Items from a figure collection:
● ● ● ● ● ● ●
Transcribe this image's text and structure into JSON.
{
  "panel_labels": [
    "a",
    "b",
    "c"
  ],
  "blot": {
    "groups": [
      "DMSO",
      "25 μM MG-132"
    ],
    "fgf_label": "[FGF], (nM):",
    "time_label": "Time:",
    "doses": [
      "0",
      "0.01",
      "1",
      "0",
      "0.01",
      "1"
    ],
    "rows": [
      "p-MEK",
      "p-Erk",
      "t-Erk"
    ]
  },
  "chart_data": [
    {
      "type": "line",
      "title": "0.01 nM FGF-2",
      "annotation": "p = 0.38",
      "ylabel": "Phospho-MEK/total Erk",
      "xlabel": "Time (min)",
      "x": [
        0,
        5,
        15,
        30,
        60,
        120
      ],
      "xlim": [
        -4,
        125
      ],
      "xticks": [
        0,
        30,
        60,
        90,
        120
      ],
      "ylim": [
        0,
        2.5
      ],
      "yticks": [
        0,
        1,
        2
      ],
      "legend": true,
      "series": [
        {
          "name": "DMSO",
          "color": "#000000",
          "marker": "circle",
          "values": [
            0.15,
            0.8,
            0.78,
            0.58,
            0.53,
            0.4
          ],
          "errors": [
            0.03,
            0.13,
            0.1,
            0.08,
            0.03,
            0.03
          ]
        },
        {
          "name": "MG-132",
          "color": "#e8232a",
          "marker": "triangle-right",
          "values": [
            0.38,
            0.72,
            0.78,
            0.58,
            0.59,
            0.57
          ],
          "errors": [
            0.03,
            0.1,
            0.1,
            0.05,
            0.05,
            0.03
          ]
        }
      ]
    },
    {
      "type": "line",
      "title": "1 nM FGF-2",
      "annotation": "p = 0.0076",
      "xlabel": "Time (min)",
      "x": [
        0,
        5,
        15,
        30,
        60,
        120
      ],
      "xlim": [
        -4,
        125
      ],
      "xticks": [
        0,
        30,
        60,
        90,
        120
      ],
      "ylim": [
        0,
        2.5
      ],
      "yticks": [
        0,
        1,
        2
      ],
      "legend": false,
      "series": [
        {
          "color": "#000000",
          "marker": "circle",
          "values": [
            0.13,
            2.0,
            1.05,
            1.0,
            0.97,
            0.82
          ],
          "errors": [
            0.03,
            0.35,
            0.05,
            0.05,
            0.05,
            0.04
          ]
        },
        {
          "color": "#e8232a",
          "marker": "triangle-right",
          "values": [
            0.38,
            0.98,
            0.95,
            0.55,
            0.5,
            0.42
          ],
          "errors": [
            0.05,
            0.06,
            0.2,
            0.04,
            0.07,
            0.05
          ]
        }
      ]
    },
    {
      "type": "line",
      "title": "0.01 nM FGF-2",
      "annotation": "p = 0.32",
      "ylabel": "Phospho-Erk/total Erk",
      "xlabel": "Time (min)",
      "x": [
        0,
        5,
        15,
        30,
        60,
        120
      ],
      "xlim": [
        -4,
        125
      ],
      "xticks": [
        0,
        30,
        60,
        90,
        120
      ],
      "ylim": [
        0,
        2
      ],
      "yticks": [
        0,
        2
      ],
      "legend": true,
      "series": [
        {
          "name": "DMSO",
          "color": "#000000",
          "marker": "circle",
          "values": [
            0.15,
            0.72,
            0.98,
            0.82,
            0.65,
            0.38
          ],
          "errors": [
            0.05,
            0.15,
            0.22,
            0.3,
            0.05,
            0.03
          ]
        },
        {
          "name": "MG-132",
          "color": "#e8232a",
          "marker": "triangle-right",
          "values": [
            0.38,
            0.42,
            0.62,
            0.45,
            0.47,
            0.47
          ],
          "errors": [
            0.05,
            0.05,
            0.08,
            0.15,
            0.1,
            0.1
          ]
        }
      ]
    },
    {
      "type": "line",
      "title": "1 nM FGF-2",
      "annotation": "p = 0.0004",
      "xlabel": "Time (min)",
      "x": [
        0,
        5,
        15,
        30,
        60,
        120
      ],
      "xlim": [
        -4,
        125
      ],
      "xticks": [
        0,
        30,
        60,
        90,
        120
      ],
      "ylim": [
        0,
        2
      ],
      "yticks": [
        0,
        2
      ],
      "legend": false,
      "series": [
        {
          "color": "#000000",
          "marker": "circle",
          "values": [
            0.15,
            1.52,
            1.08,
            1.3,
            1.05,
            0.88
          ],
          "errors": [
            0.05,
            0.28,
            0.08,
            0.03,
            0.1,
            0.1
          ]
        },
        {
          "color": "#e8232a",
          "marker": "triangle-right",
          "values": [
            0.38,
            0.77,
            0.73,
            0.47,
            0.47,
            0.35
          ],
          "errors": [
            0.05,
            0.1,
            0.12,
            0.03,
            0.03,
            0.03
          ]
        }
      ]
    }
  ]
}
● ● ● ● ● ● ●
Restate each of the entries above verbatim.

Transcribe this image's text and structure into JSON.
{
  "panel_labels": [
    "a",
    "b",
    "c"
  ],
  "blot": {
    "groups": [
      "DMSO",
      "25 μM MG-132"
    ],
    "fgf_label": "[FGF], (nM):",
    "time_label": "Time:",
    "doses": [
      "0",
      "0.01",
      "1",
      "0",
      "0.01",
      "1"
    ],
    "rows": [
      "p-MEK",
      "p-Erk",
      "t-Erk"
    ]
  },
  "chart_data": [
    {
      "type": "line",
      "title": "0.01 nM FGF-2",
      "annotation": "p = 0.38",
      "ylabel": "Phospho-MEK/total Erk",
      "xlabel": "Time (min)",
      "x": [
        0,
        5,
        15,
        30,
        60,
        120
      ],
      "xlim": [
        -4,
        125
      ],
      "xticks": [
        0,
        30,
        60,
        90,
        120
      ],
      "ylim": [
        0,
        2.5
      ],
      "yticks": [
        0,
        1,
        2
      ],
      "legend": true,
      "series": [
        {
          "name": "DMSO",
          "color": "#000000",
          "marker": "circle",
          "values": [
            0.15,
            0.8,
            0.78,
            0.58,
            0.53,
            0.4
          ],
          "errors": [
            0.03,
            0.13,
            0.1,
            0.08,
            0.03,
            0.03
          ]
        },
        {
          "name": "MG-132",
          "color": "#e8232a",
          "marker": "triangle-right",
          "values": [
            0.38,
            0.72,
            0.78,
            0.58,
            0.59,
            0.57
          ],
          "errors": [
            0.03,
            0.1,
            0.1,
            0.05,
            0.05,
            0.03
          ]
        }
      ]
    },
    {
      "type": "line",
      "title": "1 nM FGF-2",
      "annotation": "p = 0.0076",
      "xlabel": "Time (min)",
      "x": [
        0,
        5,
        15,
        30,
        60,
        120
      ],
      "xlim": [
        -4,
        125
      ],
      "xticks": [
        0,
        30,
        60,
        90,
        120
      ],
      "ylim": [
        0,
        2.5
      ],
      "yticks": [
        0,
        1,
        2
      ],
      "legend": false,
      "series": [
        {
          "color": "#000000",
          "marker": "circle",
          "values": [
            0.13,
            2.0,
            1.05,
            1.0,
            0.97,
            0.82
          ],
          "errors": [
            0.03,
            0.35,
            0.05,
            0.05,
            0.05,
            0.04
          ]
        },
        {
          "color": "#e8232a",
          "marker": "triangle-right",
          "values": [
            0.38,
            0.98,
            0.95,
            0.55,
            0.5,
            0.42
          ],
          "errors": [
            0.05,
            0.06,
            0.2,
            0.04,
            0.07,
            0.05
          ]
        }
      ]
    },
    {
      "type": "line",
      "title": "0.01 nM FGF-2",
      "annotation": "p = 0.32",
      "ylabel": "Phospho-Erk/total Erk",
      "xlabel": "Time (min)",
      "x": [
        0,
        5,
        15,
        30,
        60,
        120
      ],
      "xlim": [
        -4,
        125
      ],
      "xticks": [
        0,
        30,
        60,
        90,
        120
      ],
      "ylim": [
        0,
        2
      ],
      "yticks": [
        0,
        2
      ],
      "legend": true,
      "series": [
        {
          "name": "DMSO",
          "color": "#000000",
          "marker": "circle",
          "values": [
            0.15,
            0.72,
            0.98,
            0.82,
            0.65,
            0.38
          ],
          "errors": [
            0.05,
            0.15,
            0.22,
            0.3,
            0.05,
            0.03
          ]
        },
        {
          "name": "MG-132",
          "color": "#e8232a",
          "marker": "triangle-right",
          "values": [
            0.38,
            0.42,
            0.62,
            0.45,
            0.47,
            0.47
          ],
          "errors": [
            0.05,
            0.05,
            0.08,
            0.15,
            0.1,
            0.1
          ]
        }
      ]
    },
    {
      "type": "line",
      "title": "1 nM FGF-2",
      "annotation": "p = 0.0004",
      "xlabel": "Time (min)",
      "x": [
        0,
        5,
        15,
        30,
        60,
        120
      ],
      "xlim": [
        -4,
        125
      ],
      "xticks": [
        0,
        30,
        60,
        90,
        120
      ],
      "ylim": [
        0,
        2
      ],
      "yticks": [
        0,
        2
      ],
      "legend": false,
      "series": [
        {
          "color": "#000000",
          "marker": "circle",
          "values": [
            0.15,
            1.52,
            1.08,
            1.3,
            1.05,
            0.88
          ],
          "errors": [
            0.05,
            0.28,
            0.08,
            0.03,
            0.1,
            0.1
          ]
        },
        {
          "color": "#e8232a",
          "marker": "triangle-right",
          "values": [
            0.38,
            0.77,
            0.73,
            0.47,
            0.47,
            0.35
          ],
          "errors": [
            0.05,
            0.1,
            0.12,
            0.03,
            0.03,
            0.03
          ]
        }
      ]
    }
  ]
}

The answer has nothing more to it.